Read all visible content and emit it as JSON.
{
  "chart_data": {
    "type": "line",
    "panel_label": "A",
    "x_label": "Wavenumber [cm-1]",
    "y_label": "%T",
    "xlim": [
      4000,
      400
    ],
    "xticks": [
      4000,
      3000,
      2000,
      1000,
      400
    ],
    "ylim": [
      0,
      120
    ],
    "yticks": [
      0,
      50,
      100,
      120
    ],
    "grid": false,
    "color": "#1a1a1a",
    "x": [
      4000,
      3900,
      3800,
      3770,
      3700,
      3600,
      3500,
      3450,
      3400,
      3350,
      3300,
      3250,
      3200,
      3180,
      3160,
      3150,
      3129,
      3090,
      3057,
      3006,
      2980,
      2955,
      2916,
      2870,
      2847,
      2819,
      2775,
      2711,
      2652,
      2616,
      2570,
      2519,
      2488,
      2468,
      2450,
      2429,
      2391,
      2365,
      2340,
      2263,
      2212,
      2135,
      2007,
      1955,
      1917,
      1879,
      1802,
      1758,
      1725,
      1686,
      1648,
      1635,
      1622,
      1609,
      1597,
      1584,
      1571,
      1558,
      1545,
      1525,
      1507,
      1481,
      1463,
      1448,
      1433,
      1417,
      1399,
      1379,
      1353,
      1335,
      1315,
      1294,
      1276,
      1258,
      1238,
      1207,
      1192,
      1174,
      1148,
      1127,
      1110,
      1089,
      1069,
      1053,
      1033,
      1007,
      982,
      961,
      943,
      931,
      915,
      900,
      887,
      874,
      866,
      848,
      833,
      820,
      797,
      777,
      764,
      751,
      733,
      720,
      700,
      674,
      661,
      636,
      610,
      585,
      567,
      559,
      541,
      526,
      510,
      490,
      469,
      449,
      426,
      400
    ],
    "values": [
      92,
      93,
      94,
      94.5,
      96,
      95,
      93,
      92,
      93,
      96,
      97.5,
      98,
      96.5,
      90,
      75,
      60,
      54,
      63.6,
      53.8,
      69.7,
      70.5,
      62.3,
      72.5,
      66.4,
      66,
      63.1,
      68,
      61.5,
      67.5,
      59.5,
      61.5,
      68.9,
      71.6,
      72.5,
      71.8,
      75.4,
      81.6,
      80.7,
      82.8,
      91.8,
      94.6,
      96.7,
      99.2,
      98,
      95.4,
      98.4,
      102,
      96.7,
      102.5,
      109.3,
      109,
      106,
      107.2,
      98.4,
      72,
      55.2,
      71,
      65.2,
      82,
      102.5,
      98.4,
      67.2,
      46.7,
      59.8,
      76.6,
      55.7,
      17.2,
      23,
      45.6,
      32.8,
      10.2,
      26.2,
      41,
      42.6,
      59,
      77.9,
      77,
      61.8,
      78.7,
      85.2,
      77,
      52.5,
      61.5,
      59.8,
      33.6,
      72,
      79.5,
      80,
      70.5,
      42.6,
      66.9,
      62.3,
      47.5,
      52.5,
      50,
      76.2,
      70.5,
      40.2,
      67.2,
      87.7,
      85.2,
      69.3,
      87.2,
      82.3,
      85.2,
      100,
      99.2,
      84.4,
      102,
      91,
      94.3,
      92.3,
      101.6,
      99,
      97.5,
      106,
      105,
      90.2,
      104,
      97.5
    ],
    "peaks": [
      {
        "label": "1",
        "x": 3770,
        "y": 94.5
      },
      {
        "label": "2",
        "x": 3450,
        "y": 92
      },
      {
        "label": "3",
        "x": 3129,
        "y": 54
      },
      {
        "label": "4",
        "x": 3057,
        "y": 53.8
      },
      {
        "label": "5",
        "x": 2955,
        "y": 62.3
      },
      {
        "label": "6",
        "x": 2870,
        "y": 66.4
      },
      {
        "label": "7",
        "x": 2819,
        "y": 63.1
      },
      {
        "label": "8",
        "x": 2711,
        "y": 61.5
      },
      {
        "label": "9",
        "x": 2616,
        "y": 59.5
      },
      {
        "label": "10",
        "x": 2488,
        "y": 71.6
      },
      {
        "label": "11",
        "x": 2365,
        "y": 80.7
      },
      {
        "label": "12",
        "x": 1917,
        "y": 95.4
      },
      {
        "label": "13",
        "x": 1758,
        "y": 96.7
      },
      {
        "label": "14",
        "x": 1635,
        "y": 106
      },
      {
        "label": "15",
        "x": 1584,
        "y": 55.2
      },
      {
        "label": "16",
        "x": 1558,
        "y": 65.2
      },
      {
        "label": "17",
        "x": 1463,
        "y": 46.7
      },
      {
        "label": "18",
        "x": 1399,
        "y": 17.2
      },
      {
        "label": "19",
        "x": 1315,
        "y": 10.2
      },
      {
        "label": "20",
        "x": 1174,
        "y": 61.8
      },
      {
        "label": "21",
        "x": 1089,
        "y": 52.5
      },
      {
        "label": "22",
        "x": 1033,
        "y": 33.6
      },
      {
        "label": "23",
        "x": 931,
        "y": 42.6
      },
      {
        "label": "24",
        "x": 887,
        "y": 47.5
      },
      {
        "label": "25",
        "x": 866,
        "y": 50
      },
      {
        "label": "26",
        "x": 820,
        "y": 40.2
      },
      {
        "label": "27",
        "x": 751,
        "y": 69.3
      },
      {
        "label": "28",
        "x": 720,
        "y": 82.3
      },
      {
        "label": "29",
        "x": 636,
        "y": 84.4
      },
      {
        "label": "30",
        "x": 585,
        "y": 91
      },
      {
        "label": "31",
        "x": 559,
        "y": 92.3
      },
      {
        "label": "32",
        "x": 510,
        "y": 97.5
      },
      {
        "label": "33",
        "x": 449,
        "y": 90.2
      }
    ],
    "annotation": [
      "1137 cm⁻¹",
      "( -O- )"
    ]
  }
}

- **Directive**:
Emit the full listing verbatim.

- **Result of the exercise**:
Read all visible content and emit it as JSON.
{
  "chart_data": {
    "type": "line",
    "panel_label": "A",
    "x_label": "Wavenumber [cm-1]",
    "y_label": "%T",
    "xlim": [
      4000,
      400
    ],
    "xticks": [
      4000,
      3000,
      2000,
      1000,
      400
    ],
    "ylim": [
      0,
      120
    ],
    "yticks": [
      0,
      50,
      100,
      120
    ],
    "grid": false,
    "color": "#1a1a1a",
    "x": [
      4000,
      3900,
      3800,
      3770,
      3700,
      3600,
      3500,
      3450,
      3400,
      3350,
      3300,
      3250,
      3200,
      3180,
      3160,
      3150,
      3129,
      3090,
      3057,
      3006,
      2980,
      2955,
      2916,
      2870,
      2847,
      2819,
      2775,
      2711,
      2652,
      2616,
      2570,
      2519,
      2488,
      2468,
      2450,
      2429,
      2391,
      2365,
      2340,
      2263,
      2212,
      2135,
      2007,
      1955,
      1917,
      1879,
      1802,
      1758,
      1725,
      1686,
      1648,
      1635,
      1622,
      1609,
      1597,
      1584,
      1571,
      1558,
      1545,
      1525,
      1507,
      1481,
      1463,
      1448,
      1433,
      1417,
      1399,
      1379,
      1353,
      1335,
      1315,
      1294,
      1276,
      1258,
      1238,
      1207,
      1192,
      1174,
      1148,
      1127,
      1110,
      1089,
      1069,
      1053,
      1033,
      1007,
      982,
      961,
      943,
      931,
      915,
      900,
      887,
      874,
      866,
      848,
      833,
      820,
      797,
      777,
      764,
      751,
      733,
      720,
      700,
      674,
      661,
      636,
      610,
      585,
      567,
      559,
      541,
      526,
      510,
      490,
      469,
      449,
      426,
      400
    ],
    "values": [
      92,
      93,
      94,
      94.5,
      96,
      95,
      93,
      92,
      93,
      96,
      97.5,
      98,
      96.5,
      90,
      75,
      60,
      54,
      63.6,
      53.8,
      69.7,
      70.5,
      62.3,
      72.5,
      66.4,
      66,
      63.1,
      68,
      61.5,
      67.5,
      59.5,
      61.5,
      68.9,
      71.6,
      72.5,
      71.8,
      75.4,
      81.6,
      80.7,
      82.8,
      91.8,
      94.6,
      96.7,
      99.2,
      98,
      95.4,
      98.4,
      102,
      96.7,
      102.5,
      109.3,
      109,
      106,
      107.2,
      98.4,
      72,
      55.2,
      71,
      65.2,
      82,
      102.5,
      98.4,
      67.2,
      46.7,
      59.8,
      76.6,
      55.7,
      17.2,
      23,
      45.6,
      32.8,
      10.2,
      26.2,
      41,
      42.6,
      59,
      77.9,
      77,
      61.8,
      78.7,
      85.2,
      77,
      52.5,
      61.5,
      59.8,
      33.6,
      72,
      79.5,
      80,
      70.5,
      42.6,
      66.9,
      62.3,
      47.5,
      52.5,
      50,
      76.2,
      70.5,
      40.2,
      67.2,
      87.7,
      85.2,
      69.3,
      87.2,
      82.3,
      85.2,
      100,
      99.2,
      84.4,
      102,
      91,
      94.3,
      92.3,
      101.6,
      99,
      97.5,
      106,
      105,
      90.2,
      104,
      97.5
    ],
    "peaks": [
      {
        "label": "1",
        "x": 3770,
        "y": 94.5
      },
      {
        "label": "2",
        "x": 3450,
        "y": 92
      },
      {
        "label": "3",
        "x": 3129,
        "y": 54
      },
      {
        "label": "4",
        "x": 3057,
        "y": 53.8
      },
      {
        "label": "5",
        "x": 2955,
        "y": 62.3
      },
      {
        "label": "6",
        "x": 2870,
        "y": 66.4
      },
      {
        "label": "7",
        "x": 2819,
        "y": 63.1
      },
      {
        "label": "8",
        "x": 2711,
        "y": 61.5
      },
      {
        "label": "9",
        "x": 2616,
        "y": 59.5
      },
      {
        "label": "10",
        "x": 2488,
        "y": 71.6
      },
      {
        "label": "11",
        "x": 2365,
        "y": 80.7
      },
      {
        "label": "12",
        "x": 1917,
        "y": 95.4
      },
      {
        "label": "13",
        "x": 1758,
        "y": 96.7
      },
      {
        "label": "14",
        "x": 1635,
        "y": 106
      },
      {
        "label": "15",
        "x": 1584,
        "y": 55.2
      },
      {
        "label": "16",
        "x": 1558,
        "y": 65.2
      },
      {
        "label": "17",
        "x": 1463,
        "y": 46.7
      },
      {
        "label": "18",
        "x": 1399,
        "y": 17.2
      },
      {
        "label": "19",
        "x": 1315,
        "y": 10.2
      },
      {
        "label": "20",
        "x": 1174,
        "y": 61.8
      },
      {
        "label": "21",
        "x": 1089,
        "y": 52.5
      },
      {
        "label": "22",
        "x": 1033,
        "y": 33.6
      },
      {
        "label": "23",
        "x": 931,
        "y": 42.6
      },
      {
        "label": "24",
        "x": 887,
        "y": 47.5
      },
      {
        "label": "25",
        "x": 866,
        "y": 50
      },
      {
        "label": "26",
        "x": 820,
        "y": 40.2
      },
      {
        "label": "27",
        "x": 751,
        "y": 69.3
      },
      {
        "label": "28",
        "x": 720,
        "y": 82.3
      },
      {
        "label": "29",
        "x": 636,
        "y": 84.4
      },
      {
        "label": "30",
        "x": 585,
        "y": 91
      },
      {
        "label": "31",
        "x": 559,
        "y": 92.3
      },
      {
        "label": "32",
        "x": 510,
        "y": 97.5
      },
      {
        "label": "33",
        "x": 449,
        "y": 90.2
      }
    ],
    "annotation": [
      "1137 cm⁻¹",
      "( -O- )"
    ]
  }
}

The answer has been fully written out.